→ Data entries
>> start

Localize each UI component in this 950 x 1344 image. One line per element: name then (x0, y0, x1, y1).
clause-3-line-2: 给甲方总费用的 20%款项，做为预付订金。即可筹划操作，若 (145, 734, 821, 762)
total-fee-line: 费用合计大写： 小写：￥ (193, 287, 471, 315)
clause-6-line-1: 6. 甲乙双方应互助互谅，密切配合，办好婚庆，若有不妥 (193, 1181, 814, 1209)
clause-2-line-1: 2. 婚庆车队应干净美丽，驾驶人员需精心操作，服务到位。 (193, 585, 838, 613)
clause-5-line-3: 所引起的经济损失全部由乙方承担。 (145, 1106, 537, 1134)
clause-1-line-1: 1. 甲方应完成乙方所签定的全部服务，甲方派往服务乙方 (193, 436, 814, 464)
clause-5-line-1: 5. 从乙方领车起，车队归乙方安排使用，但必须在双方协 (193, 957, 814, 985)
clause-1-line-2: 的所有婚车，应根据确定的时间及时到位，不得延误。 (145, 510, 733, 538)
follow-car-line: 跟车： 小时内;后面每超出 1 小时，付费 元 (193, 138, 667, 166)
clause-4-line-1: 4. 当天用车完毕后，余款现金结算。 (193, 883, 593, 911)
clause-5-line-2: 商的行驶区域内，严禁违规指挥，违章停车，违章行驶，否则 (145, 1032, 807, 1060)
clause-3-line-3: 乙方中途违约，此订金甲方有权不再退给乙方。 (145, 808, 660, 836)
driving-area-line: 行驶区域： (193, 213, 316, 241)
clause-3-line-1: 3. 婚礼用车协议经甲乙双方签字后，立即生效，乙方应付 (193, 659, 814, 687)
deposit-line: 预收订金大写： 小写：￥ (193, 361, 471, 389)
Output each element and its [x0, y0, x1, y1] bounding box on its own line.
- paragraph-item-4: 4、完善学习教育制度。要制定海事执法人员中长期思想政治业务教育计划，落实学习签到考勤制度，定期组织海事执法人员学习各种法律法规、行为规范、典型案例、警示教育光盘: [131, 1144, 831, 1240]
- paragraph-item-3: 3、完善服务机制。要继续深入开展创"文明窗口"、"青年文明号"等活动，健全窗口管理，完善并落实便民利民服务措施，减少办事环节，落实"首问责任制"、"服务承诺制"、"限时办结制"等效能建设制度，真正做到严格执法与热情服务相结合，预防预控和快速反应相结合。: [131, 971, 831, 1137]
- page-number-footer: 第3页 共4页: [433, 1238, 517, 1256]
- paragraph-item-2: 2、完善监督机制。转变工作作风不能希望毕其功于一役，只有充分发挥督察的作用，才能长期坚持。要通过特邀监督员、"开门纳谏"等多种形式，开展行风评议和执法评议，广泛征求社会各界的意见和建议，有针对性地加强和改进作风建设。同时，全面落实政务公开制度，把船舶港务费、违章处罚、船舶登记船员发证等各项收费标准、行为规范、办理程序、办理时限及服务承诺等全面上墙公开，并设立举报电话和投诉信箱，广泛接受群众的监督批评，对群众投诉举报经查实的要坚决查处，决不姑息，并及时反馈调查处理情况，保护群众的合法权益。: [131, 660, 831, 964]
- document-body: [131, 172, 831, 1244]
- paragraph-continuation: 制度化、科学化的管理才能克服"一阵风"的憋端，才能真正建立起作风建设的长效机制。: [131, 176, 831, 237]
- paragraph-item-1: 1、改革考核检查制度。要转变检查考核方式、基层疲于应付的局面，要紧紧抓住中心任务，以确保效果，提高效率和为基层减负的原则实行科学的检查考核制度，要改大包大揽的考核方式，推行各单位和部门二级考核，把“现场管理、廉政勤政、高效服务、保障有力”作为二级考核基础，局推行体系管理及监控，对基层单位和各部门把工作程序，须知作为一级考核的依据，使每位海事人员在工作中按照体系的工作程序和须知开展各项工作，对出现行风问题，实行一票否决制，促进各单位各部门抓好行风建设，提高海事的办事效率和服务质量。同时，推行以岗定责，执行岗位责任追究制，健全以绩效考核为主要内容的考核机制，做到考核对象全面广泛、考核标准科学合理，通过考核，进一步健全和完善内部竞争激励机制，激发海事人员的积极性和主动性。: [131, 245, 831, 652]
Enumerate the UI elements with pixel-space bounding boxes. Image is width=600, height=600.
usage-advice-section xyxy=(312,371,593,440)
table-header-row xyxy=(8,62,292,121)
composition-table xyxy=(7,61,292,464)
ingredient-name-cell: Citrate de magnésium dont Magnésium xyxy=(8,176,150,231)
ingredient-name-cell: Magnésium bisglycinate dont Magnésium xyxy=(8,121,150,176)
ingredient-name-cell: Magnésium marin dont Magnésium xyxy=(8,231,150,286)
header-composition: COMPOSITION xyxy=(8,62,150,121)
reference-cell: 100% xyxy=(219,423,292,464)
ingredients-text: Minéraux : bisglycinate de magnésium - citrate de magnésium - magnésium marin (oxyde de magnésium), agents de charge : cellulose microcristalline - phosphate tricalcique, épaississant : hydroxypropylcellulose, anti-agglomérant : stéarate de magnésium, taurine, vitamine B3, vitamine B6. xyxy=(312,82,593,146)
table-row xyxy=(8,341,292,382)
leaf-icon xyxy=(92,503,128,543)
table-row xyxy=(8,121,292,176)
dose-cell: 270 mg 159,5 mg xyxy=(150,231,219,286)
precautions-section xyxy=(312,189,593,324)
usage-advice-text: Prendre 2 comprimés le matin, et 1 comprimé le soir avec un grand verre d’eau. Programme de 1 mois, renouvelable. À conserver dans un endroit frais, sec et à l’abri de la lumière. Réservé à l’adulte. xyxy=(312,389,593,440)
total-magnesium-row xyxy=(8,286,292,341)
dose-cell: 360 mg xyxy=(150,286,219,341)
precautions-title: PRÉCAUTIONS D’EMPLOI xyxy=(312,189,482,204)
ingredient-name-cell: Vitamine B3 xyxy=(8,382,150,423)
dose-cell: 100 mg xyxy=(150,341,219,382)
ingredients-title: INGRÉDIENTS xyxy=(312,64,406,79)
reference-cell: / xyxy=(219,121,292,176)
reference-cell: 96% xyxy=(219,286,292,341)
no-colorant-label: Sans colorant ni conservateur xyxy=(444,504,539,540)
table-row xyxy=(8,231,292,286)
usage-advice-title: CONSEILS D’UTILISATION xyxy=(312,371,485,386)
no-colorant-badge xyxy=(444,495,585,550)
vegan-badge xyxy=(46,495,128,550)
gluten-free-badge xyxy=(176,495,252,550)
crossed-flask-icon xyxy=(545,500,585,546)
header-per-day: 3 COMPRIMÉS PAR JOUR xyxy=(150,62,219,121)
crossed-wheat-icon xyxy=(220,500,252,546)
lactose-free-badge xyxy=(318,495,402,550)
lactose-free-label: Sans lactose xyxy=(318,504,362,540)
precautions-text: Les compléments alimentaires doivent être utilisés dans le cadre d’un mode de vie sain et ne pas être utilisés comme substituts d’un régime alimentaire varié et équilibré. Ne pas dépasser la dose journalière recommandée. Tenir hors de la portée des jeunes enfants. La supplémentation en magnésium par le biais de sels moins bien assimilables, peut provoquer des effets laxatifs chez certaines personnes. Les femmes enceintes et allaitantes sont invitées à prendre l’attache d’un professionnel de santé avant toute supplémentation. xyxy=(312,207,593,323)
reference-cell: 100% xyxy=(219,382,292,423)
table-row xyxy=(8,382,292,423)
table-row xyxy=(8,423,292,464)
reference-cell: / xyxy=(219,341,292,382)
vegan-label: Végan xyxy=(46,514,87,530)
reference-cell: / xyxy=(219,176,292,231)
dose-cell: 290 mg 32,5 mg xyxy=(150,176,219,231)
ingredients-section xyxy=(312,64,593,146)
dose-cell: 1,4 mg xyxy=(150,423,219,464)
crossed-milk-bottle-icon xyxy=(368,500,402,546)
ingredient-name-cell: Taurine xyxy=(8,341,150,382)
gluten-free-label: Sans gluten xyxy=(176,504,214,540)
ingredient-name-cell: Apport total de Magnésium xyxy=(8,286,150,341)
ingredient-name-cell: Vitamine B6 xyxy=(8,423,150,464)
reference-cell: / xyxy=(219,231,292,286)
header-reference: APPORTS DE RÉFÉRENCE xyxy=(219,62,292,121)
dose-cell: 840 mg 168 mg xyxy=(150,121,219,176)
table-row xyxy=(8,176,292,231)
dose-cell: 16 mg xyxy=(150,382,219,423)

>> end

→ Exercise directions
Which rows run from the start of the data entries through the line containing "245, 831, 652]"? Write out those rows verbatim, including both the first row and that line.

→ Task result
Localize each UI component in this 950 x 1344 image. One line per element: name then (x0, y0, x1, y1).
clause-3-line-2: 给甲方总费用的 20%款项，做为预付订金。即可筹划操作，若 (145, 734, 821, 762)
total-fee-line: 费用合计大写： 小写：￥ (193, 287, 471, 315)
clause-6-line-1: 6. 甲乙双方应互助互谅，密切配合，办好婚庆，若有不妥 (193, 1181, 814, 1209)
clause-2-line-1: 2. 婚庆车队应干净美丽，驾驶人员需精心操作，服务到位。 (193, 585, 838, 613)
clause-5-line-3: 所引起的经济损失全部由乙方承担。 (145, 1106, 537, 1134)
clause-1-line-1: 1. 甲方应完成乙方所签定的全部服务，甲方派往服务乙方 (193, 436, 814, 464)
clause-5-line-1: 5. 从乙方领车起，车队归乙方安排使用，但必须在双方协 (193, 957, 814, 985)
clause-1-line-2: 的所有婚车，应根据确定的时间及时到位，不得延误。 (145, 510, 733, 538)
follow-car-line: 跟车： 小时内;后面每超出 1 小时，付费 元 (193, 138, 667, 166)
clause-4-line-1: 4. 当天用车完毕后，余款现金结算。 (193, 883, 593, 911)
clause-5-line-2: 商的行驶区域内，严禁违规指挥，违章停车，违章行驶，否则 (145, 1032, 807, 1060)
clause-3-line-3: 乙方中途违约，此订金甲方有权不再退给乙方。 (145, 808, 660, 836)
driving-area-line: 行驶区域： (193, 213, 316, 241)
clause-3-line-1: 3. 婚礼用车协议经甲乙双方签字后，立即生效，乙方应付 (193, 659, 814, 687)
deposit-line: 预收订金大写： 小写：￥ (193, 361, 471, 389)
Output each element and its [x0, y0, x1, y1] bounding box on its own line.
- paragraph-item-4: 4、完善学习教育制度。要制定海事执法人员中长期思想政治业务教育计划，落实学习签到考勤制度，定期组织海事执法人员学习各种法律法规、行为规范、典型案例、警示教育光盘: [131, 1144, 831, 1240]
- paragraph-item-3: 3、完善服务机制。要继续深入开展创"文明窗口"、"青年文明号"等活动，健全窗口管理，完善并落实便民利民服务措施，减少办事环节，落实"首问责任制"、"服务承诺制"、"限时办结制"等效能建设制度，真正做到严格执法与热情服务相结合，预防预控和快速反应相结合。: [131, 971, 831, 1137]
- page-number-footer: 第3页 共4页: [433, 1238, 517, 1256]
- paragraph-item-2: 2、完善监督机制。转变工作作风不能希望毕其功于一役，只有充分发挥督察的作用，才能长期坚持。要通过特邀监督员、"开门纳谏"等多种形式，开展行风评议和执法评议，广泛征求社会各界的意见和建议，有针对性地加强和改进作风建设。同时，全面落实政务公开制度，把船舶港务费、违章处罚、船舶登记船员发证等各项收费标准、行为规范、办理程序、办理时限及服务承诺等全面上墙公开，并设立举报电话和投诉信箱，广泛接受群众的监督批评，对群众投诉举报经查实的要坚决查处，决不姑息，并及时反馈调查处理情况，保护群众的合法权益。: [131, 660, 831, 964]
- document-body: [131, 172, 831, 1244]
- paragraph-continuation: 制度化、科学化的管理才能克服"一阵风"的憋端，才能真正建立起作风建设的长效机制。: [131, 176, 831, 237]
- paragraph-item-1: 1、改革考核检查制度。要转变检查考核方式、基层疲于应付的局面，要紧紧抓住中心任务，以确保效果，提高效率和为基层减负的原则实行科学的检查考核制度，要改大包大揽的考核方式，推行各单位和部门二级考核，把“现场管理、廉政勤政、高效服务、保障有力”作为二级考核基础，局推行体系管理及监控，对基层单位和各部门把工作程序，须知作为一级考核的依据，使每位海事人员在工作中按照体系的工作程序和须知开展各项工作，对出现行风问题，实行一票否决制，促进各单位各部门抓好行风建设，提高海事的办事效率和服务质量。同时，推行以岗定责，执行岗位责任追究制，健全以绩效考核为主要内容的考核机制，做到考核对象全面广泛、考核标准科学合理，通过考核，进一步健全和完善内部竞争激励机制，激发海事人员的积极性和主动性。: [131, 245, 831, 652]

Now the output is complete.